■ **SHORT PROBLEM**
Transcribe every record that appears below, exactly and in full.

■ **PROVIDED DATA**
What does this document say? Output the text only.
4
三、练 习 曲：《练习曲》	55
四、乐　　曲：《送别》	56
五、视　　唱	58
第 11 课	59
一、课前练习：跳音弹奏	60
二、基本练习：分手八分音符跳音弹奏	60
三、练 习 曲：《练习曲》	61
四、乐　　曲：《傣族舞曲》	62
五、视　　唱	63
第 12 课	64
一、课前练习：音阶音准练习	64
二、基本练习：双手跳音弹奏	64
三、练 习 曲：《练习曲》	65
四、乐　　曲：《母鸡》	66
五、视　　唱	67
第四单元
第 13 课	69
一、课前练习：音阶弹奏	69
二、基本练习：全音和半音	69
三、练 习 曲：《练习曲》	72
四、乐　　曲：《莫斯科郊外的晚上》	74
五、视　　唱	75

■ **TASK ANSWER**
What does this document say? Output the text only.
4
三、练 习 曲：《练习曲》	55
四、乐　　曲：《送别》	56
五、视　　唱	58
第 11 课	59
一、课前练习：跳音弹奏	60
二、基本练习：分手八分音符跳音弹奏	60
三、练 习 曲：《练习曲》	61
四、乐　　曲：《傣族舞曲》	62
五、视　　唱	63
第 12 课	64
一、课前练习：音阶音准练习	64
二、基本练习：双手跳音弹奏	64
三、练 习 曲：《练习曲》	65
四、乐　　曲：《母鸡》	66
五、视　　唱	67
第四单元
第 13 课	69
一、课前练习：音阶弹奏	69
二、基本练习：全音和半音	69
三、练 习 曲：《练习曲》	72
四、乐　　曲：《莫斯科郊外的晚上》	74
五、视　　唱	75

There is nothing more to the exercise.